> Problem description: Quote all of the entries word for word.
----- Exercise inputs -----
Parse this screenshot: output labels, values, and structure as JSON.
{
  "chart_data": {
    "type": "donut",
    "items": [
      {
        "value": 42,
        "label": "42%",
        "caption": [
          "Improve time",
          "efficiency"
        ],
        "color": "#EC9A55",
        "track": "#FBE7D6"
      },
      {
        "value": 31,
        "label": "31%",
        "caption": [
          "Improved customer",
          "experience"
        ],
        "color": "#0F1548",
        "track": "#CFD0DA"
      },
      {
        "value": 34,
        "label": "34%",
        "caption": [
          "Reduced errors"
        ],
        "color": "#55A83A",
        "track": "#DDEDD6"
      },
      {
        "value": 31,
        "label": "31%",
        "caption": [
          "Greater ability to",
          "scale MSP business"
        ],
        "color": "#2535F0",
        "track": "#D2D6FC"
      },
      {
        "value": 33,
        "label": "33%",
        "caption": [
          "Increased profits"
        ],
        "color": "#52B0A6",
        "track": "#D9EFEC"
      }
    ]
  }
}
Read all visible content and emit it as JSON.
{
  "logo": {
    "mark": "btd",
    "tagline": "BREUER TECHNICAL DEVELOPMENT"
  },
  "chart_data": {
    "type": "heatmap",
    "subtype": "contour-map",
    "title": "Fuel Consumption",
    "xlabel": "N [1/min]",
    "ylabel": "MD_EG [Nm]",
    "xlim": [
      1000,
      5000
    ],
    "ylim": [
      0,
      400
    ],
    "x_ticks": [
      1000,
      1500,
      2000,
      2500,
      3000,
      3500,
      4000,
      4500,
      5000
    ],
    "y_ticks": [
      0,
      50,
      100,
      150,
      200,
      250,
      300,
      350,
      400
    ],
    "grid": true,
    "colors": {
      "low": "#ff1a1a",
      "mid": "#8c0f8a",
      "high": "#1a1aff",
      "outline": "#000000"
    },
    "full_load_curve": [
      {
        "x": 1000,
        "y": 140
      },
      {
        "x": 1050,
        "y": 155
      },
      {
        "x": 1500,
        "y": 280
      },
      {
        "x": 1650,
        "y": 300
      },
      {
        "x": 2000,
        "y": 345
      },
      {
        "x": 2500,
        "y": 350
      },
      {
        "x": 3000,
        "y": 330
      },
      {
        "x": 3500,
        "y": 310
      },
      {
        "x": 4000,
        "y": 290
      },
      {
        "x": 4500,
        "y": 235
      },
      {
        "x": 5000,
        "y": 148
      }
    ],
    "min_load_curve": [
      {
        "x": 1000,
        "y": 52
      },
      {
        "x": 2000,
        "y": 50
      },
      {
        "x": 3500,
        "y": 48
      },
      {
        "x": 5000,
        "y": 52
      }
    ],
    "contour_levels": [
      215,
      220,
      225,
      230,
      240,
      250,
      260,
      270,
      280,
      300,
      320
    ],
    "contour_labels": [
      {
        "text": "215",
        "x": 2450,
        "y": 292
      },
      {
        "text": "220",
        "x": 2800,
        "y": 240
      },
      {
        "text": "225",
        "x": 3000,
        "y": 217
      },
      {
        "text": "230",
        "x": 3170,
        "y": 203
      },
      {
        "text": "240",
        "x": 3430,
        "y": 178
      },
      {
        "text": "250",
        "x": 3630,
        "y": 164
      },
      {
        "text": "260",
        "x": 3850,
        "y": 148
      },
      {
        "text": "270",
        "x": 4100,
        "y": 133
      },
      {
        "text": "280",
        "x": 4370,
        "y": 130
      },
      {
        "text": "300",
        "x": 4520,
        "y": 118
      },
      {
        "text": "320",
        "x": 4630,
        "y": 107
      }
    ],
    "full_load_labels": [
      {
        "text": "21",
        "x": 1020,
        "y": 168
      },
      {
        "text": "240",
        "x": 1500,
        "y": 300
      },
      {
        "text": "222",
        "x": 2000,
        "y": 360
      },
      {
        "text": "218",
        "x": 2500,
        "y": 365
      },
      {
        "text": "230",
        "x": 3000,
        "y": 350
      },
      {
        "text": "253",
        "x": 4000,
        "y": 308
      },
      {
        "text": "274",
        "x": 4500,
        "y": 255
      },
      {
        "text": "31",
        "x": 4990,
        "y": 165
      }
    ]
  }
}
-----
> Final result:
Parse this screenshot: output labels, values, and structure as JSON.
{
  "chart_data": {
    "type": "donut",
    "items": [
      {
        "value": 42,
        "label": "42%",
        "caption": [
          "Improve time",
          "efficiency"
        ],
        "color": "#EC9A55",
        "track": "#FBE7D6"
      },
      {
        "value": 31,
        "label": "31%",
        "caption": [
          "Improved customer",
          "experience"
        ],
        "color": "#0F1548",
        "track": "#CFD0DA"
      },
      {
        "value": 34,
        "label": "34%",
        "caption": [
          "Reduced errors"
        ],
        "color": "#55A83A",
        "track": "#DDEDD6"
      },
      {
        "value": 31,
        "label": "31%",
        "caption": [
          "Greater ability to",
          "scale MSP business"
        ],
        "color": "#2535F0",
        "track": "#D2D6FC"
      },
      {
        "value": 33,
        "label": "33%",
        "caption": [
          "Increased profits"
        ],
        "color": "#52B0A6",
        "track": "#D9EFEC"
      }
    ]
  }
}
Read all visible content and emit it as JSON.
{
  "logo": {
    "mark": "btd",
    "tagline": "BREUER TECHNICAL DEVELOPMENT"
  },
  "chart_data": {
    "type": "heatmap",
    "subtype": "contour-map",
    "title": "Fuel Consumption",
    "xlabel": "N [1/min]",
    "ylabel": "MD_EG [Nm]",
    "xlim": [
      1000,
      5000
    ],
    "ylim": [
      0,
      400
    ],
    "x_ticks": [
      1000,
      1500,
      2000,
      2500,
      3000,
      3500,
      4000,
      4500,
      5000
    ],
    "y_ticks": [
      0,
      50,
      100,
      150,
      200,
      250,
      300,
      350,
      400
    ],
    "grid": true,
    "colors": {
      "low": "#ff1a1a",
      "mid": "#8c0f8a",
      "high": "#1a1aff",
      "outline": "#000000"
    },
    "full_load_curve": [
      {
        "x": 1000,
        "y": 140
      },
      {
        "x": 1050,
        "y": 155
      },
      {
        "x": 1500,
        "y": 280
      },
      {
        "x": 1650,
        "y": 300
      },
      {
        "x": 2000,
        "y": 345
      },
      {
        "x": 2500,
        "y": 350
      },
      {
        "x": 3000,
        "y": 330
      },
      {
        "x": 3500,
        "y": 310
      },
      {
        "x": 4000,
        "y": 290
      },
      {
        "x": 4500,
        "y": 235
      },
      {
        "x": 5000,
        "y": 148
      }
    ],
    "min_load_curve": [
      {
        "x": 1000,
        "y": 52
      },
      {
        "x": 2000,
        "y": 50
      },
      {
        "x": 3500,
        "y": 48
      },
      {
        "x": 5000,
        "y": 52
      }
    ],
    "contour_levels": [
      215,
      220,
      225,
      230,
      240,
      250,
      260,
      270,
      280,
      300,
      320
    ],
    "contour_labels": [
      {
        "text": "215",
        "x": 2450,
        "y": 292
      },
      {
        "text": "220",
        "x": 2800,
        "y": 240
      },
      {
        "text": "225",
        "x": 3000,
        "y": 217
      },
      {
        "text": "230",
        "x": 3170,
        "y": 203
      },
      {
        "text": "240",
        "x": 3430,
        "y": 178
      },
      {
        "text": "250",
        "x": 3630,
        "y": 164
      },
      {
        "text": "260",
        "x": 3850,
        "y": 148
      },
      {
        "text": "270",
        "x": 4100,
        "y": 133
      },
      {
        "text": "280",
        "x": 4370,
        "y": 130
      },
      {
        "text": "300",
        "x": 4520,
        "y": 118
      },
      {
        "text": "320",
        "x": 4630,
        "y": 107
      }
    ],
    "full_load_labels": [
      {
        "text": "21",
        "x": 1020,
        "y": 168
      },
      {
        "text": "240",
        "x": 1500,
        "y": 300
      },
      {
        "text": "222",
        "x": 2000,
        "y": 360
      },
      {
        "text": "218",
        "x": 2500,
        "y": 365
      },
      {
        "text": "230",
        "x": 3000,
        "y": 350
      },
      {
        "text": "253",
        "x": 4000,
        "y": 308
      },
      {
        "text": "274",
        "x": 4500,
        "y": 255
      },
      {
        "text": "31",
        "x": 4990,
        "y": 165
      }
    ]
  }
}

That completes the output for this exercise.